Short exercise - Retype all of the listing exactly, passing over any picture you find.

Stored records -
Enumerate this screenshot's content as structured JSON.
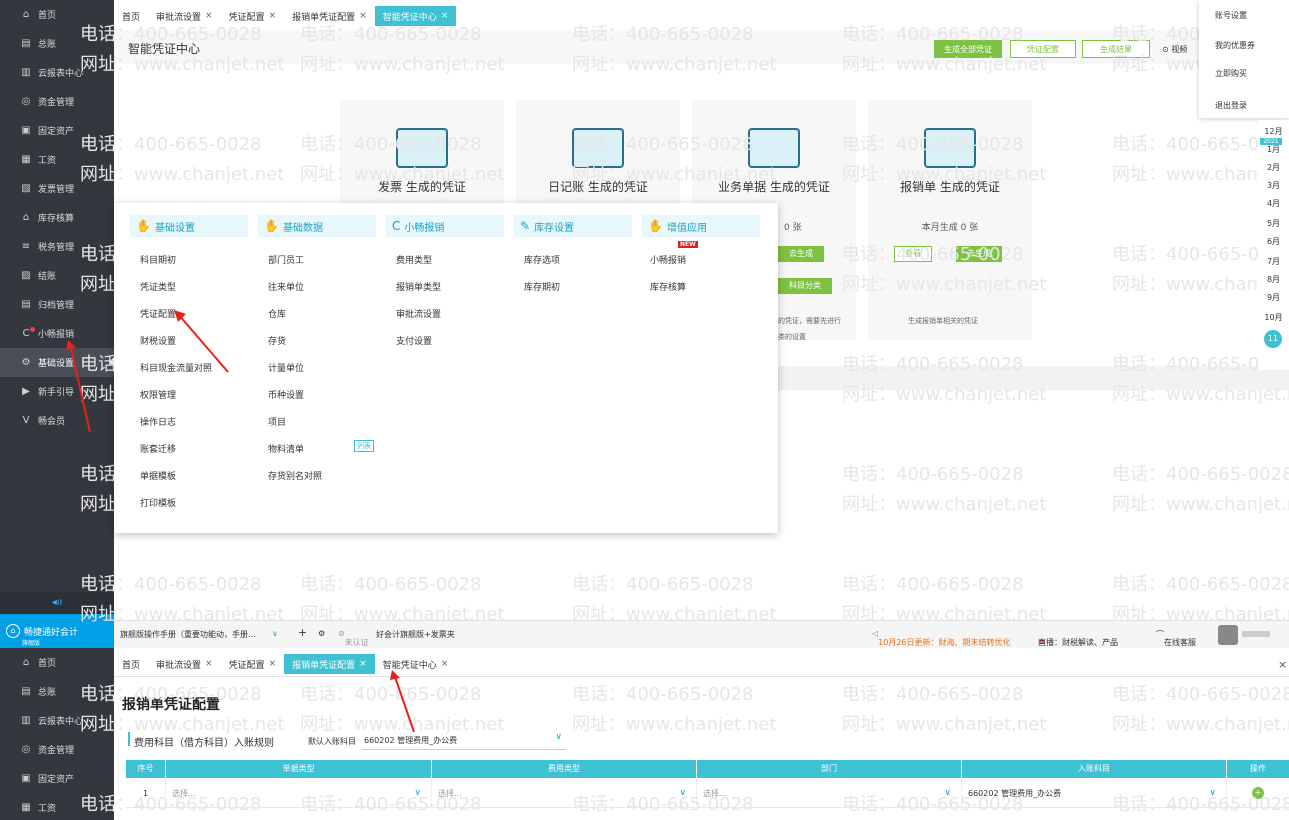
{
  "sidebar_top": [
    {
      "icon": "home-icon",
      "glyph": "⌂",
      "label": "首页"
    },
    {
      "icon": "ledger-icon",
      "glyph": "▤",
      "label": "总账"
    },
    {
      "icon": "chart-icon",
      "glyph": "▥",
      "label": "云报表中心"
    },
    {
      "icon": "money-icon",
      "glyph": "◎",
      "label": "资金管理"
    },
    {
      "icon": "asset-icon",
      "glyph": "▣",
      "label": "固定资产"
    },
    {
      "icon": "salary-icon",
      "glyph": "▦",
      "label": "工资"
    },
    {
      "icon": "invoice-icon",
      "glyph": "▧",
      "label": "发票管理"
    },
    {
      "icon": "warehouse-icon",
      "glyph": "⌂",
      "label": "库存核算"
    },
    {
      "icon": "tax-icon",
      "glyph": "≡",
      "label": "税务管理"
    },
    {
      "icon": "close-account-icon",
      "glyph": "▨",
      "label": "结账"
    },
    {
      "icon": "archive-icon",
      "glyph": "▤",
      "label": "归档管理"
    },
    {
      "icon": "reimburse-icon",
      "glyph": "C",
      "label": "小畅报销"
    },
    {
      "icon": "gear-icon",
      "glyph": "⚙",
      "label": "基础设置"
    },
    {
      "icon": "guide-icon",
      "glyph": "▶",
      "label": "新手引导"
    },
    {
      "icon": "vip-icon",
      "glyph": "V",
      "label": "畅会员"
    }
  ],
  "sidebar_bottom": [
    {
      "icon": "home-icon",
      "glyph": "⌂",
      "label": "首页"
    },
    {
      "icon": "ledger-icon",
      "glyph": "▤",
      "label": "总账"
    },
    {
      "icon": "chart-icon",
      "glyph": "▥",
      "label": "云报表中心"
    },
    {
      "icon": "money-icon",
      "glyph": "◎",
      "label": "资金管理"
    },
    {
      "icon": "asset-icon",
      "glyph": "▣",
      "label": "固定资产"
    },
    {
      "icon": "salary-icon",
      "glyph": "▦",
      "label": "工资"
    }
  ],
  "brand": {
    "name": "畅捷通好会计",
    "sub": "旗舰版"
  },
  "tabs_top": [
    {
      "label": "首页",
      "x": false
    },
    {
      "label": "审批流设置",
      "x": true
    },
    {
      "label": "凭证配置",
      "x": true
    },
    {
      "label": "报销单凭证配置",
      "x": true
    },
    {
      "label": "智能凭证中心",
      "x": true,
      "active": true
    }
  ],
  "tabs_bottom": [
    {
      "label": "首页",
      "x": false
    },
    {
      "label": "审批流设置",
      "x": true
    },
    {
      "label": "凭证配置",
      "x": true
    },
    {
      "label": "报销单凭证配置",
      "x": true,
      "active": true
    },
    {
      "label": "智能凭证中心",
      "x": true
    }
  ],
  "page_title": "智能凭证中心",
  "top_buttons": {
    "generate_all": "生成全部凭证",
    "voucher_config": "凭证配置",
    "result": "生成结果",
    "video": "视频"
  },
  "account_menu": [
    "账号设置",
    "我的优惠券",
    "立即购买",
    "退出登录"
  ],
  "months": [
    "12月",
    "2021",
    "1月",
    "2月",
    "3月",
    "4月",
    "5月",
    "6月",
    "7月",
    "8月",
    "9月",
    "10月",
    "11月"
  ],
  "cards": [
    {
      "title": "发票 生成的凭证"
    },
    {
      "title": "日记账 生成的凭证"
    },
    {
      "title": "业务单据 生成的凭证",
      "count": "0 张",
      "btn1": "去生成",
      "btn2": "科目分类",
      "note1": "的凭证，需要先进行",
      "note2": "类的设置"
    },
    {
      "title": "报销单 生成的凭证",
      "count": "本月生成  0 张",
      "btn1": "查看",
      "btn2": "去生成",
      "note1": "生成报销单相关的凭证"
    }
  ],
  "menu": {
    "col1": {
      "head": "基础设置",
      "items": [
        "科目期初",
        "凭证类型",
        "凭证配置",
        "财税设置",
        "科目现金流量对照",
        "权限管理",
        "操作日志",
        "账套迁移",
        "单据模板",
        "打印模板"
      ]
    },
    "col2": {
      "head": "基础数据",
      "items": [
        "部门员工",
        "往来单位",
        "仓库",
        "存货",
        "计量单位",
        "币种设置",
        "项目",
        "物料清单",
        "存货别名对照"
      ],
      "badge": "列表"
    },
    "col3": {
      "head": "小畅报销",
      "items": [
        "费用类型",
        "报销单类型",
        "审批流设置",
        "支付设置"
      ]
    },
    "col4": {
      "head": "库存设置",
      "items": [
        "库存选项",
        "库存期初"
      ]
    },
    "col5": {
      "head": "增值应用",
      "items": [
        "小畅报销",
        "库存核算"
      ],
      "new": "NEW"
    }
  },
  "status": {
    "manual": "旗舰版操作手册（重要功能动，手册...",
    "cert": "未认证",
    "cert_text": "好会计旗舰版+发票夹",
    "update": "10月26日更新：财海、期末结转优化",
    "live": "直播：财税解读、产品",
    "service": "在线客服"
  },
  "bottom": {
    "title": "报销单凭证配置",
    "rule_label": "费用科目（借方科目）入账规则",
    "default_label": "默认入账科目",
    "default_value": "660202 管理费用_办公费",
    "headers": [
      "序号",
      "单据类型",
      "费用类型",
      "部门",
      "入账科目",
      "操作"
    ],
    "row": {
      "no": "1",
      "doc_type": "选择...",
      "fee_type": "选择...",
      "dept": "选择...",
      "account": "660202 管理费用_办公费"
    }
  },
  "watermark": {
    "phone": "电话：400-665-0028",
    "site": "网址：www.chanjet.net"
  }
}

Solution to this task -
Enumerate this screenshot's content as structured JSON.
{
  "sidebar_top": [
    {
      "icon": "home-icon",
      "glyph": "⌂",
      "label": "首页"
    },
    {
      "icon": "ledger-icon",
      "glyph": "▤",
      "label": "总账"
    },
    {
      "icon": "chart-icon",
      "glyph": "▥",
      "label": "云报表中心"
    },
    {
      "icon": "money-icon",
      "glyph": "◎",
      "label": "资金管理"
    },
    {
      "icon": "asset-icon",
      "glyph": "▣",
      "label": "固定资产"
    },
    {
      "icon": "salary-icon",
      "glyph": "▦",
      "label": "工资"
    },
    {
      "icon": "invoice-icon",
      "glyph": "▧",
      "label": "发票管理"
    },
    {
      "icon": "warehouse-icon",
      "glyph": "⌂",
      "label": "库存核算"
    },
    {
      "icon": "tax-icon",
      "glyph": "≡",
      "label": "税务管理"
    },
    {
      "icon": "close-account-icon",
      "glyph": "▨",
      "label": "结账"
    },
    {
      "icon": "archive-icon",
      "glyph": "▤",
      "label": "归档管理"
    },
    {
      "icon": "reimburse-icon",
      "glyph": "C",
      "label": "小畅报销"
    },
    {
      "icon": "gear-icon",
      "glyph": "⚙",
      "label": "基础设置"
    },
    {
      "icon": "guide-icon",
      "glyph": "▶",
      "label": "新手引导"
    },
    {
      "icon": "vip-icon",
      "glyph": "V",
      "label": "畅会员"
    }
  ],
  "sidebar_bottom": [
    {
      "icon": "home-icon",
      "glyph": "⌂",
      "label": "首页"
    },
    {
      "icon": "ledger-icon",
      "glyph": "▤",
      "label": "总账"
    },
    {
      "icon": "chart-icon",
      "glyph": "▥",
      "label": "云报表中心"
    },
    {
      "icon": "money-icon",
      "glyph": "◎",
      "label": "资金管理"
    },
    {
      "icon": "asset-icon",
      "glyph": "▣",
      "label": "固定资产"
    },
    {
      "icon": "salary-icon",
      "glyph": "▦",
      "label": "工资"
    }
  ],
  "brand": {
    "name": "畅捷通好会计",
    "sub": "旗舰版"
  },
  "tabs_top": [
    {
      "label": "首页",
      "x": false
    },
    {
      "label": "审批流设置",
      "x": true
    },
    {
      "label": "凭证配置",
      "x": true
    },
    {
      "label": "报销单凭证配置",
      "x": true
    },
    {
      "label": "智能凭证中心",
      "x": true,
      "active": true
    }
  ],
  "tabs_bottom": [
    {
      "label": "首页",
      "x": false
    },
    {
      "label": "审批流设置",
      "x": true
    },
    {
      "label": "凭证配置",
      "x": true
    },
    {
      "label": "报销单凭证配置",
      "x": true,
      "active": true
    },
    {
      "label": "智能凭证中心",
      "x": true
    }
  ],
  "page_title": "智能凭证中心",
  "top_buttons": {
    "generate_all": "生成全部凭证",
    "voucher_config": "凭证配置",
    "result": "生成结果",
    "video": "视频"
  },
  "account_menu": [
    "账号设置",
    "我的优惠券",
    "立即购买",
    "退出登录"
  ],
  "months": [
    "12月",
    "2021",
    "1月",
    "2月",
    "3月",
    "4月",
    "5月",
    "6月",
    "7月",
    "8月",
    "9月",
    "10月",
    "11月"
  ],
  "cards": [
    {
      "title": "发票 生成的凭证"
    },
    {
      "title": "日记账 生成的凭证"
    },
    {
      "title": "业务单据 生成的凭证",
      "count": "0 张",
      "btn1": "去生成",
      "btn2": "科目分类",
      "note1": "的凭证，需要先进行",
      "note2": "类的设置"
    },
    {
      "title": "报销单 生成的凭证",
      "count": "本月生成  0 张",
      "btn1": "查看",
      "btn2": "去生成",
      "note1": "生成报销单相关的凭证"
    }
  ],
  "menu": {
    "col1": {
      "head": "基础设置",
      "items": [
        "科目期初",
        "凭证类型",
        "凭证配置",
        "财税设置",
        "科目现金流量对照",
        "权限管理",
        "操作日志",
        "账套迁移",
        "单据模板",
        "打印模板"
      ]
    },
    "col2": {
      "head": "基础数据",
      "items": [
        "部门员工",
        "往来单位",
        "仓库",
        "存货",
        "计量单位",
        "币种设置",
        "项目",
        "物料清单",
        "存货别名对照"
      ],
      "badge": "列表"
    },
    "col3": {
      "head": "小畅报销",
      "items": [
        "费用类型",
        "报销单类型",
        "审批流设置",
        "支付设置"
      ]
    },
    "col4": {
      "head": "库存设置",
      "items": [
        "库存选项",
        "库存期初"
      ]
    },
    "col5": {
      "head": "增值应用",
      "items": [
        "小畅报销",
        "库存核算"
      ],
      "new": "NEW"
    }
  },
  "status": {
    "manual": "旗舰版操作手册（重要功能动，手册...",
    "cert": "未认证",
    "cert_text": "好会计旗舰版+发票夹",
    "update": "10月26日更新：财海、期末结转优化",
    "live": "直播：财税解读、产品",
    "service": "在线客服"
  },
  "bottom": {
    "title": "报销单凭证配置",
    "rule_label": "费用科目（借方科目）入账规则",
    "default_label": "默认入账科目",
    "default_value": "660202 管理费用_办公费",
    "headers": [
      "序号",
      "单据类型",
      "费用类型",
      "部门",
      "入账科目",
      "操作"
    ],
    "row": {
      "no": "1",
      "doc_type": "选择...",
      "fee_type": "选择...",
      "dept": "选择...",
      "account": "660202 管理费用_办公费"
    }
  },
  "watermark": {
    "phone": "电话：400-665-0028",
    "site": "网址：www.chanjet.net"
  }
}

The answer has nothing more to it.